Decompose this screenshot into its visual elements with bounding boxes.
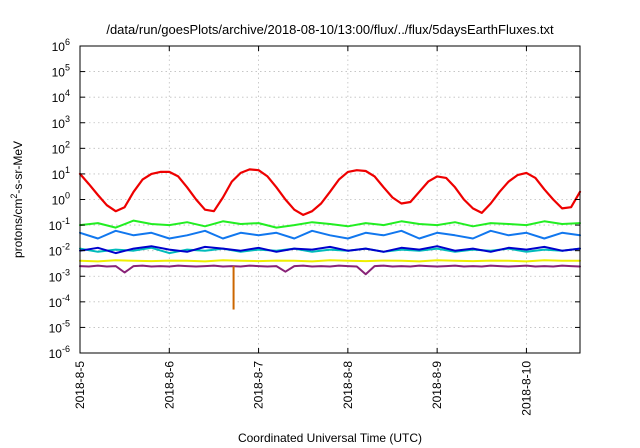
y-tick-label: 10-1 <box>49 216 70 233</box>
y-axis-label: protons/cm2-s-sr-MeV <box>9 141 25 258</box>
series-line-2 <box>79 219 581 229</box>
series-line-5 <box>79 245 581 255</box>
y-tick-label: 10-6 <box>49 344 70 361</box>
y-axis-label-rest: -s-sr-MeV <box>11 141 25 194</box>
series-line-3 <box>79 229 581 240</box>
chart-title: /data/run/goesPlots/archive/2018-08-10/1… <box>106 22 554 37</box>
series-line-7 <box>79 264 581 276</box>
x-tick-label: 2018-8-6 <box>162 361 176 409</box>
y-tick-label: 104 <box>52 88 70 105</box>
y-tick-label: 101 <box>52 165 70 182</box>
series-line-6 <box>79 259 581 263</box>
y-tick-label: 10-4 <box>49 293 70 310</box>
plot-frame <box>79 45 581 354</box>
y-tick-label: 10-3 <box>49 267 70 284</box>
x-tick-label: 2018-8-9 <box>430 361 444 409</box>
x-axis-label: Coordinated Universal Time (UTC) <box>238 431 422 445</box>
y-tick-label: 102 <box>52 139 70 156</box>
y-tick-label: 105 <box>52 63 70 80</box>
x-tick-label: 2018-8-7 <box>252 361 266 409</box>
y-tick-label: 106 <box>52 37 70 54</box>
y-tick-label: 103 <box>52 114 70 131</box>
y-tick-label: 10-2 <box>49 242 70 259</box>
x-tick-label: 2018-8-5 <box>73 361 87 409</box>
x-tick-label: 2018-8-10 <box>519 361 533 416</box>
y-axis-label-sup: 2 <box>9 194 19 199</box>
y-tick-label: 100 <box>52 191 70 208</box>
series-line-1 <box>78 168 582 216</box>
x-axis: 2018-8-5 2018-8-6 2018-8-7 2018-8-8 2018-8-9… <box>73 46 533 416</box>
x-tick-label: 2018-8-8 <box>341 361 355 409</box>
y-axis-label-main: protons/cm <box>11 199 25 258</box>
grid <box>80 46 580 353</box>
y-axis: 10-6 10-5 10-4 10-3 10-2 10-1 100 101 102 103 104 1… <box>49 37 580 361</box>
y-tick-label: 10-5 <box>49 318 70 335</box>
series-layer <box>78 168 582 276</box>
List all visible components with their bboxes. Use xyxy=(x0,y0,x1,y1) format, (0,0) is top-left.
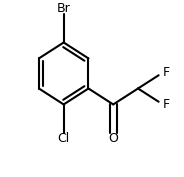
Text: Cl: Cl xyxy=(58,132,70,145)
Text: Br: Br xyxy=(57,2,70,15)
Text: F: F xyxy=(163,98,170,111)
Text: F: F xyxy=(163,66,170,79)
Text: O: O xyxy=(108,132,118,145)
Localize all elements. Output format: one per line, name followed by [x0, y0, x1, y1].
..........
Please return all of the material above line for line, with every character unchanged, and leave out the pictures.

Decompose this screenshot into its visual elements with bounding boxes.
y-tick-label: 10-1 <box>49 216 70 233</box>
y-axis-label: protons/cm2-s-sr-MeV <box>9 141 25 258</box>
series-line-2 <box>79 219 581 229</box>
series-line-5 <box>79 245 581 255</box>
y-tick-label: 10-6 <box>49 344 70 361</box>
y-axis-label-rest: -s-sr-MeV <box>11 141 25 194</box>
series-line-3 <box>79 229 581 240</box>
chart-title: /data/run/goesPlots/archive/2018-08-10/1… <box>106 22 554 37</box>
series-line-7 <box>79 264 581 276</box>
x-tick-label: 2018-8-6 <box>162 361 176 409</box>
y-tick-label: 104 <box>52 88 70 105</box>
y-tick-label: 101 <box>52 165 70 182</box>
series-line-6 <box>79 259 581 263</box>
y-tick-label: 10-4 <box>49 293 70 310</box>
plot-frame <box>79 45 581 354</box>
y-tick-label: 10-3 <box>49 267 70 284</box>
x-tick-label: 2018-8-9 <box>430 361 444 409</box>
x-axis-label: Coordinated Universal Time (UTC) <box>238 431 422 445</box>
y-tick-label: 102 <box>52 139 70 156</box>
y-tick-label: 105 <box>52 63 70 80</box>
x-tick-label: 2018-8-7 <box>252 361 266 409</box>
y-tick-label: 106 <box>52 37 70 54</box>
y-tick-label: 103 <box>52 114 70 131</box>
y-tick-label: 10-2 <box>49 242 70 259</box>
x-tick-label: 2018-8-5 <box>73 361 87 409</box>
x-tick-label: 2018-8-10 <box>519 361 533 416</box>
y-axis-label-sup: 2 <box>9 194 19 199</box>
y-tick-label: 100 <box>52 191 70 208</box>
series-line-1 <box>78 168 582 216</box>
x-axis: 2018-8-5 2018-8-6 2018-8-7 2018-8-8 2018-8-9… <box>73 46 533 416</box>
x-tick-label: 2018-8-8 <box>341 361 355 409</box>
y-axis-label-main: protons/cm <box>11 199 25 258</box>
grid <box>80 46 580 353</box>
y-axis: 10-6 10-5 10-4 10-3 10-2 10-1 100 101 102 103 104 1… <box>49 37 580 361</box>
y-tick-label: 10-5 <box>49 318 70 335</box>
series-layer <box>78 168 582 276</box>
List all visible components with their bboxes. Use xyxy=(x0,y0,x1,y1) format, (0,0) is top-left.
Text: Cl: Cl xyxy=(58,132,70,145)
Text: Br: Br xyxy=(57,2,70,15)
Text: F: F xyxy=(163,98,170,111)
Text: F: F xyxy=(163,66,170,79)
Text: O: O xyxy=(108,132,118,145)
Localize all elements. Output format: one per line, name followed by [x0, y0, x1, y1].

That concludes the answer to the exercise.